## [What you have to do]
Identify each line below that contains the word "measured", and copy it out.

====

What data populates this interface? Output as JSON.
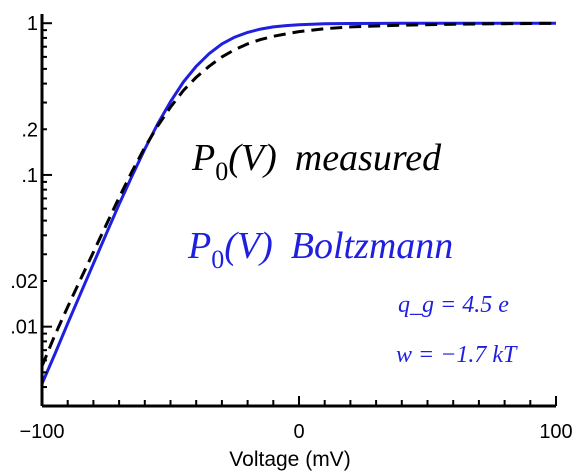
{
  "chart_data": {
    "type": "line",
    "xlabel": "Voltage (mV)",
    "ylabel": "",
    "xlim": [
      -100,
      100
    ],
    "ylim": [
      0.003,
      1.15
    ],
    "yscale": "log",
    "x_ticks": [
      -100,
      0,
      100
    ],
    "x_tick_labels": [
      "−100",
      "0",
      "100"
    ],
    "y_ticks": [
      0.01,
      0.02,
      0.1,
      0.2,
      1
    ],
    "y_tick_labels": [
      ".01",
      ".02",
      ".1",
      ".2",
      "1"
    ],
    "legend": {
      "measured": {
        "base": "P",
        "sub": "0",
        "args": "(V)",
        "name": "measured"
      },
      "boltzmann": {
        "base": "P",
        "sub": "0",
        "args": "(V)",
        "name": "Boltzmann"
      }
    },
    "annotations": [
      "q_g = 4.5 e",
      "w = −1.7 kT"
    ],
    "colors": {
      "measured": "#000000",
      "boltzmann": "#1f1fe0"
    },
    "series": [
      {
        "key": "boltzmann",
        "style": "solid",
        "x": [
          -100,
          -95,
          -90,
          -85,
          -80,
          -75,
          -70,
          -65,
          -60,
          -55,
          -50,
          -45,
          -40,
          -35,
          -30,
          -25,
          -20,
          -15,
          -10,
          -5,
          0,
          10,
          20,
          40,
          60,
          80,
          100
        ],
        "y": [
          0.0042,
          0.0066,
          0.0105,
          0.0165,
          0.026,
          0.041,
          0.064,
          0.098,
          0.148,
          0.217,
          0.304,
          0.41,
          0.52,
          0.63,
          0.73,
          0.81,
          0.87,
          0.915,
          0.945,
          0.965,
          0.978,
          0.991,
          0.996,
          0.999,
          1.0,
          1.0,
          1.0
        ]
      },
      {
        "key": "measured",
        "style": "dashed",
        "x": [
          -100,
          -95,
          -90,
          -85,
          -80,
          -75,
          -70,
          -65,
          -60,
          -55,
          -50,
          -45,
          -40,
          -35,
          -30,
          -25,
          -20,
          -15,
          -10,
          -5,
          0,
          10,
          20,
          40,
          60,
          80,
          100
        ],
        "y": [
          0.0055,
          0.0088,
          0.0135,
          0.0205,
          0.031,
          0.047,
          0.071,
          0.105,
          0.152,
          0.21,
          0.28,
          0.36,
          0.44,
          0.52,
          0.6,
          0.67,
          0.73,
          0.78,
          0.82,
          0.85,
          0.88,
          0.92,
          0.945,
          0.97,
          0.985,
          0.993,
          0.998
        ]
      }
    ]
  }
}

====

## [Response to the exercise]
      "measured": {
        "name": "measured"
      "measured": "#000000",
        "key": "measured",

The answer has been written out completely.